===== Supplied data

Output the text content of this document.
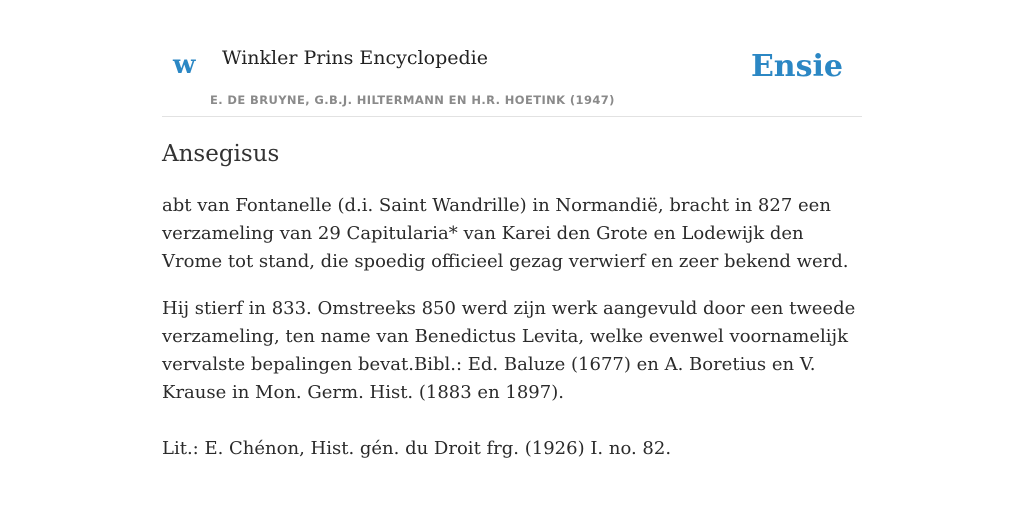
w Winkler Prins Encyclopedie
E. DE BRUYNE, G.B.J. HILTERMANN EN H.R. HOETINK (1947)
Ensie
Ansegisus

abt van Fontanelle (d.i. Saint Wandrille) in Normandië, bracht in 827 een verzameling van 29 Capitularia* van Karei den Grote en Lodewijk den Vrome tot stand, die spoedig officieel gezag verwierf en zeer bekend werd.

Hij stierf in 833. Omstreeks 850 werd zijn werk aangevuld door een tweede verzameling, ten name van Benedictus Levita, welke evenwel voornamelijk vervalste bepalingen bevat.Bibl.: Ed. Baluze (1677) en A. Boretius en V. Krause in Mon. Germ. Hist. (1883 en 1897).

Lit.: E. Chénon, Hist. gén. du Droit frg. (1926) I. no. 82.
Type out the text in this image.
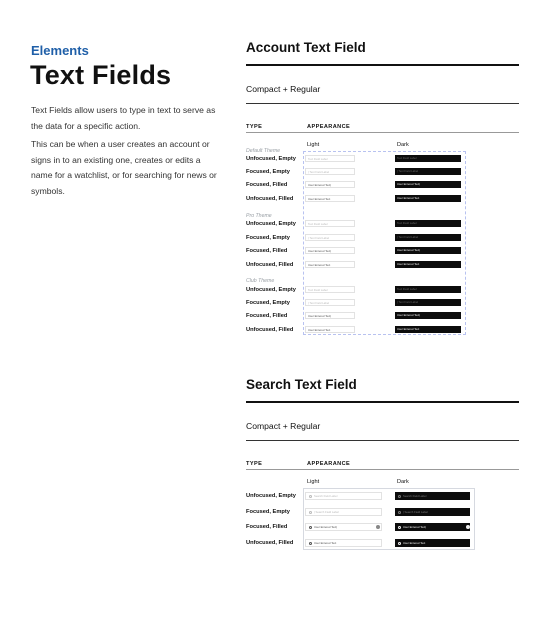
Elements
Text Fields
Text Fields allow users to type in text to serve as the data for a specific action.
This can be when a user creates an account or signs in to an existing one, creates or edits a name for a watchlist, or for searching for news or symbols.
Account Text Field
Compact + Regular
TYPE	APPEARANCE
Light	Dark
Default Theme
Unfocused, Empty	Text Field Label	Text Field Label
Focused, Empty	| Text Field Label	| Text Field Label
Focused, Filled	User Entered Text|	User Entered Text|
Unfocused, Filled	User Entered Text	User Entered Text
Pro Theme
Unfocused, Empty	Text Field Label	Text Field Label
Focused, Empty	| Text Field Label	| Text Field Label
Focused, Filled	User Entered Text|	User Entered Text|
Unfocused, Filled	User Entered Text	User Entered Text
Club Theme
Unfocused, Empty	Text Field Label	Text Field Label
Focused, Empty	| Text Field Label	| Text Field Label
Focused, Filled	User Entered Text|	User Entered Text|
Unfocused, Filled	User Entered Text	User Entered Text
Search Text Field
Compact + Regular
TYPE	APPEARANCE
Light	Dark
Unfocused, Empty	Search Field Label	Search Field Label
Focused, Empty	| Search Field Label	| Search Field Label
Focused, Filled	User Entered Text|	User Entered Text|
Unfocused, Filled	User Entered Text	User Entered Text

==========

• **Task statement**
For each line above that contains the word "Fields", copy that line.

• **Exercise output**
Text Fields
Text Fields allow users to type in text to serve as the data for a specific action.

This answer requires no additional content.